Goal of the exercise -> In the material below, the lines containing the word "художественные" are required; copy each of them.
· · · · ·
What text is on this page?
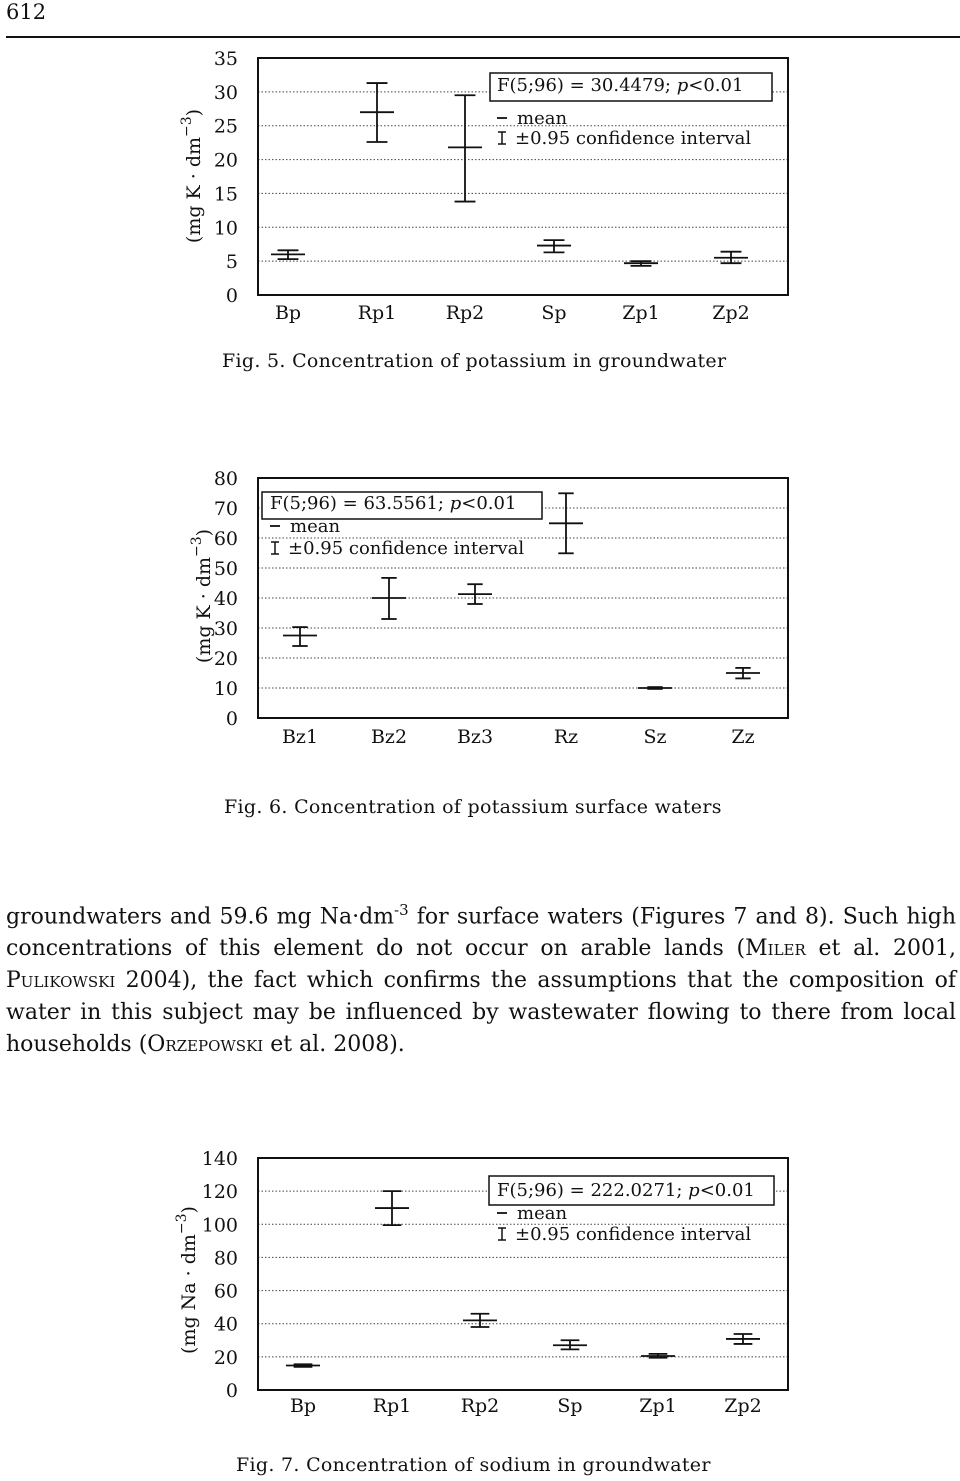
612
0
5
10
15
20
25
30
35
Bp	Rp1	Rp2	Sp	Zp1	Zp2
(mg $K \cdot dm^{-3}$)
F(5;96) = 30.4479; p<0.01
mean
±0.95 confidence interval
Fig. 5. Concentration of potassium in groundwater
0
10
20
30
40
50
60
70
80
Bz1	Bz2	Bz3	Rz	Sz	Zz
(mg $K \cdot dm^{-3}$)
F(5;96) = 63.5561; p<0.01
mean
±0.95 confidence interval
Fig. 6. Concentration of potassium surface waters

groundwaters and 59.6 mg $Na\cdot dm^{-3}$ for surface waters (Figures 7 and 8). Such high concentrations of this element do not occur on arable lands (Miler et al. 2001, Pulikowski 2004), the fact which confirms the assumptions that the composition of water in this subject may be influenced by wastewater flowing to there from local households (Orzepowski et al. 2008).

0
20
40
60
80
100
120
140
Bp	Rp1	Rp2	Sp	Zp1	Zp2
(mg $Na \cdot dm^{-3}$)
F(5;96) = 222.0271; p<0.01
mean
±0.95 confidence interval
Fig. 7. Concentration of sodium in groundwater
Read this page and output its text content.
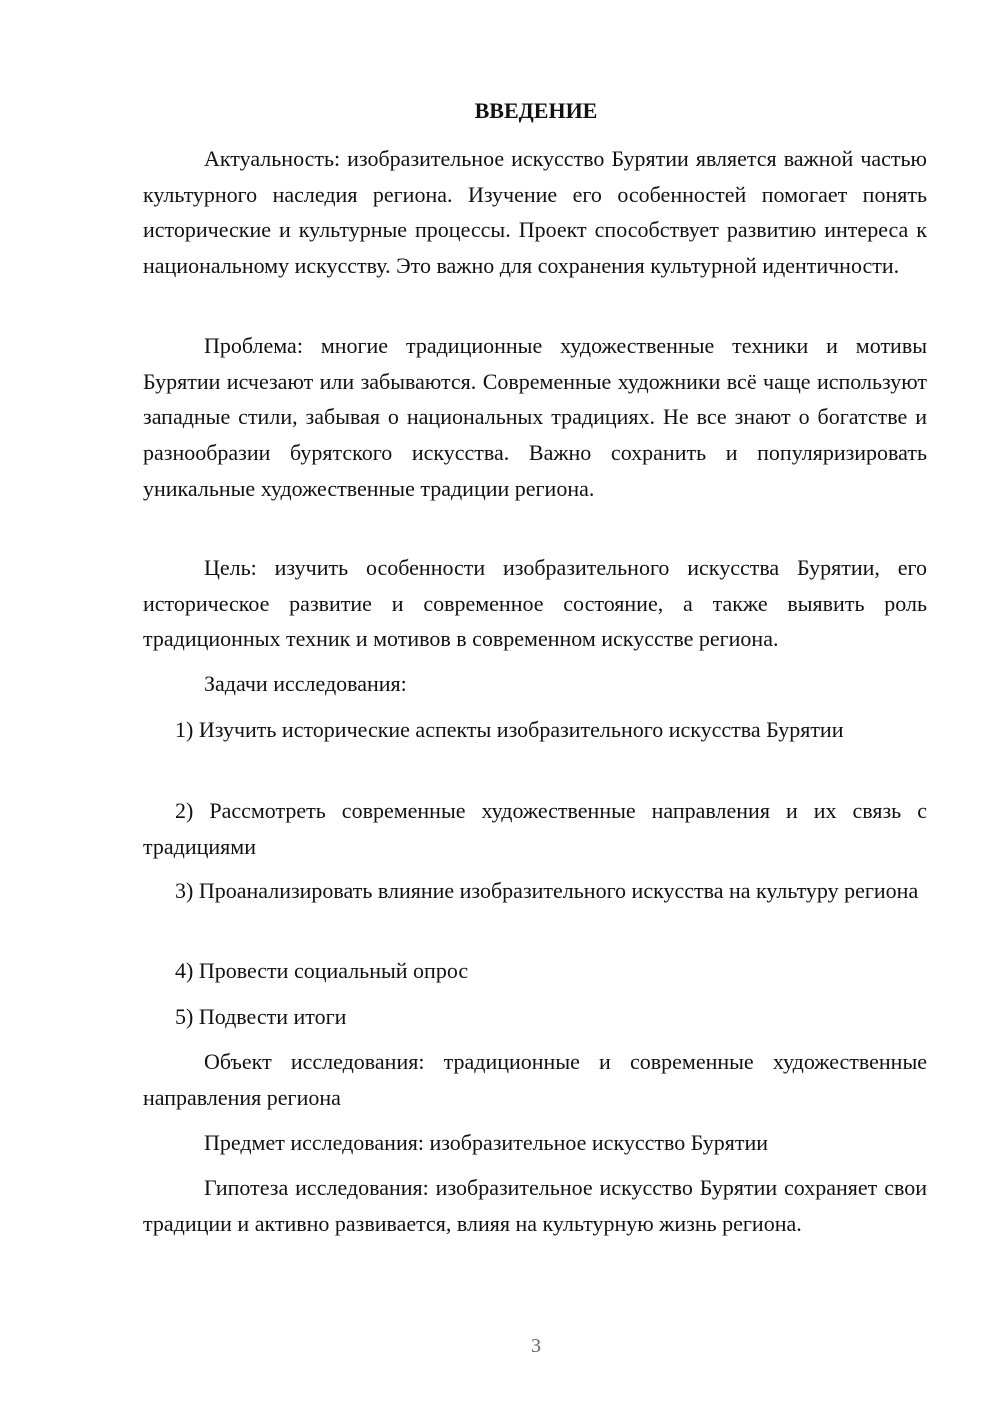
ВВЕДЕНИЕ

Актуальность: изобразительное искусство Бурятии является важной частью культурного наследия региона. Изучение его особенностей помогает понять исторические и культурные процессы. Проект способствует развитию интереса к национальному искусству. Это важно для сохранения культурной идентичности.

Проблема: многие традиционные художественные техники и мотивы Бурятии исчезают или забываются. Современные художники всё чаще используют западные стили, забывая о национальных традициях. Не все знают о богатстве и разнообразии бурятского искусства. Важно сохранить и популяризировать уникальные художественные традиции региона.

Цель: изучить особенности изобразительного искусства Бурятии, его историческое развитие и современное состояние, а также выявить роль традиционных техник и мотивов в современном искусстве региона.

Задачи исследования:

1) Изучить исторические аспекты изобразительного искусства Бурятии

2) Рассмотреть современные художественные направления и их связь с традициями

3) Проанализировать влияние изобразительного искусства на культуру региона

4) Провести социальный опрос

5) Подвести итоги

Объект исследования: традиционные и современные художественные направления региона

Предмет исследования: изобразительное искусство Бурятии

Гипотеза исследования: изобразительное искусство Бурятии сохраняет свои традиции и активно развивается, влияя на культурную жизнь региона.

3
· · · · ·
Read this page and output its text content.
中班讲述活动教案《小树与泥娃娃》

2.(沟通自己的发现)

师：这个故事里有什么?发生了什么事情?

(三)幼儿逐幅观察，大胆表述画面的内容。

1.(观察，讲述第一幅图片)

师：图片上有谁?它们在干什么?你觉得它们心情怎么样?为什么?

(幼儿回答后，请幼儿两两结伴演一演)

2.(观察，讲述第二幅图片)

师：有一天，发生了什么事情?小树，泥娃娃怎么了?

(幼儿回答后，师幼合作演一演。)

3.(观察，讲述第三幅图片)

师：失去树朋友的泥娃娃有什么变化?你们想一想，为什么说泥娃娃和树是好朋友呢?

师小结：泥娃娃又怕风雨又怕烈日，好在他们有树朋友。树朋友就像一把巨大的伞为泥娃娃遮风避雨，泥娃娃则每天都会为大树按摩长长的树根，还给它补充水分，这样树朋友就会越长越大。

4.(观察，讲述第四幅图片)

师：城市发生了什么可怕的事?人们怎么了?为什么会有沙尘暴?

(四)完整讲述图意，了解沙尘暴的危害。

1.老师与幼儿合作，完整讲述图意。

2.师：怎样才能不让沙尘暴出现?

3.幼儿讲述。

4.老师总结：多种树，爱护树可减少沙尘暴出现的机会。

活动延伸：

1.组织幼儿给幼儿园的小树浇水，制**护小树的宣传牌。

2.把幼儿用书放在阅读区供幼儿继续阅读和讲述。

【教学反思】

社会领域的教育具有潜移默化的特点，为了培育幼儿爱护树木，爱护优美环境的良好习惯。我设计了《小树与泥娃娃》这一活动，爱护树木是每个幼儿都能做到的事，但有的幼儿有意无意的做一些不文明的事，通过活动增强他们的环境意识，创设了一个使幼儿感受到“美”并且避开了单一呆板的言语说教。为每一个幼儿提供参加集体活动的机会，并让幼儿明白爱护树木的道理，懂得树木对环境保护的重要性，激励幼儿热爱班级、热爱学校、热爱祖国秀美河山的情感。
· · · · ·
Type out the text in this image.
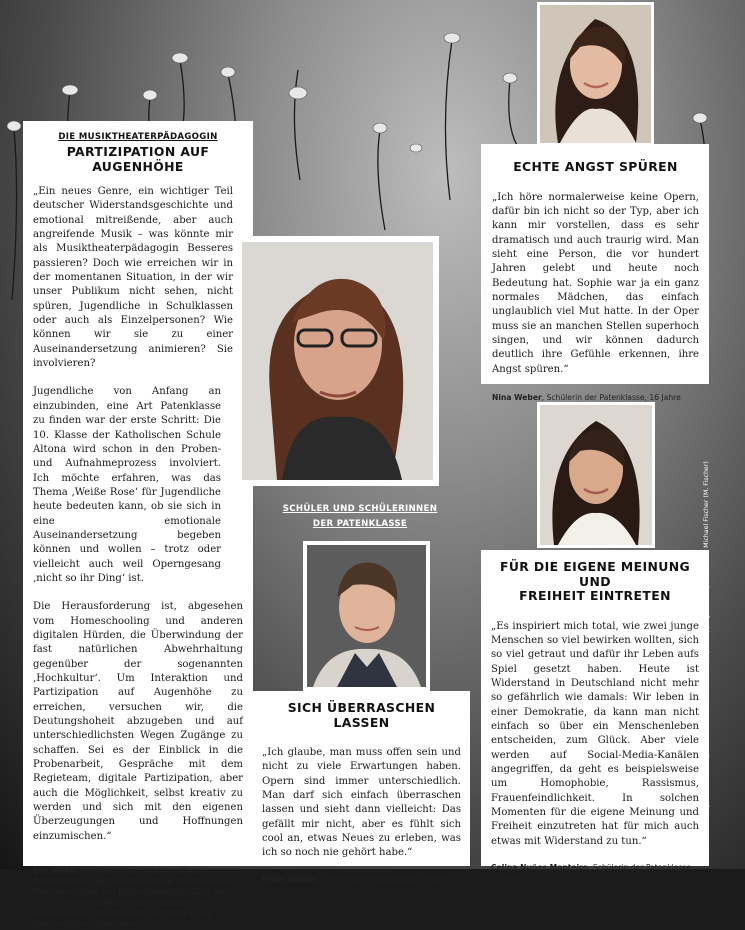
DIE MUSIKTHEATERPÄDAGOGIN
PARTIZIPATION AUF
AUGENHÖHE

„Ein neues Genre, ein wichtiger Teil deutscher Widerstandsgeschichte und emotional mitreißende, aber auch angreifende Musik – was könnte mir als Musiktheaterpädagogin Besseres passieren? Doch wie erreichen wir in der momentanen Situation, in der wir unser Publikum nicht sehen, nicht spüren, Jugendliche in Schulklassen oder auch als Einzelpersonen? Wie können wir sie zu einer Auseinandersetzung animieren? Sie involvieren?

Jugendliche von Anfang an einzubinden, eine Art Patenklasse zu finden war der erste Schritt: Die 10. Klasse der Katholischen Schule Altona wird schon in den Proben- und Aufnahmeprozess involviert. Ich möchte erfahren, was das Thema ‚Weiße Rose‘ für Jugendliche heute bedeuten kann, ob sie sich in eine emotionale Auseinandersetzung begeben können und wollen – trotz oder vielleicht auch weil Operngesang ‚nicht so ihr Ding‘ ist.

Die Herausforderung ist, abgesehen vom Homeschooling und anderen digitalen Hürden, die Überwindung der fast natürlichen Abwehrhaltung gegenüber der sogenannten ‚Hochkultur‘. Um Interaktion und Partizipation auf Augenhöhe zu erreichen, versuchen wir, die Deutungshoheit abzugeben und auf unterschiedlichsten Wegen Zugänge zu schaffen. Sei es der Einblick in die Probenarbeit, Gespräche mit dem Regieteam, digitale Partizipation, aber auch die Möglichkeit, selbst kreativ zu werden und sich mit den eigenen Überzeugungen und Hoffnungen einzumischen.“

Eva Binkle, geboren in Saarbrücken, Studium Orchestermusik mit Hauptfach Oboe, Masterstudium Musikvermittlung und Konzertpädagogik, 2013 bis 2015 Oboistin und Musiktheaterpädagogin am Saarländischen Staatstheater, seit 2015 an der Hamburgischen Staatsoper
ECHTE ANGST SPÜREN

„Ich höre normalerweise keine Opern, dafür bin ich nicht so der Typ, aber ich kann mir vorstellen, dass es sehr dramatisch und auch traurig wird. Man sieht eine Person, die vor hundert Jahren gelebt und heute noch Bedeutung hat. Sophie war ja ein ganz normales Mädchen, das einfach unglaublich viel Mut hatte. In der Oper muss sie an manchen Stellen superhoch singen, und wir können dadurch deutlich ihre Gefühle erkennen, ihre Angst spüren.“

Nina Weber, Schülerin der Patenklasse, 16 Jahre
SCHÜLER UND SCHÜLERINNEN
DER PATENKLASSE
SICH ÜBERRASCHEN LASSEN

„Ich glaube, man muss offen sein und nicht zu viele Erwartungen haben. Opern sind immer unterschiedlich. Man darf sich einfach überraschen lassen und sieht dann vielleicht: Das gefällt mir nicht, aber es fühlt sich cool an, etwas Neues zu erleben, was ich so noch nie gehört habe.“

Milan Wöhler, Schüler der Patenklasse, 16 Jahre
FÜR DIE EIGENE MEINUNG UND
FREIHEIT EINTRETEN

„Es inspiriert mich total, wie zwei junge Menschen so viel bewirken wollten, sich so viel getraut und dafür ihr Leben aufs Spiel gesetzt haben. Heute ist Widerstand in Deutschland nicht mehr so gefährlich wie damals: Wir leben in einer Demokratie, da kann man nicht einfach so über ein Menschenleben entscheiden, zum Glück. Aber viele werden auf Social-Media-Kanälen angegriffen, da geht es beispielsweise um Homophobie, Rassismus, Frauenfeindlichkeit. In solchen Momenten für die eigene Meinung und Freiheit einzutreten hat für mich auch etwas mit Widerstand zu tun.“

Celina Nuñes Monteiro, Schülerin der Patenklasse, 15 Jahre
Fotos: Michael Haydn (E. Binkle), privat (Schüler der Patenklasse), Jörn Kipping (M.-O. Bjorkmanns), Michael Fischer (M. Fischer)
· · · · ·
Written response ->
Проблема: многие традиционные художественные техники и мотивы Бурятии исчезают или забываются. Современные художники всё чаще используют западные стили, забывая о национальных традициях. Не все знают о богатстве и разнообразии бурятского искусства. Важно сохранить и популяризировать уникальные художественные традиции региона.
2) Рассмотреть современные художественные направления и их связь с традициями
Объект исследования: традиционные и современные художественные направления региона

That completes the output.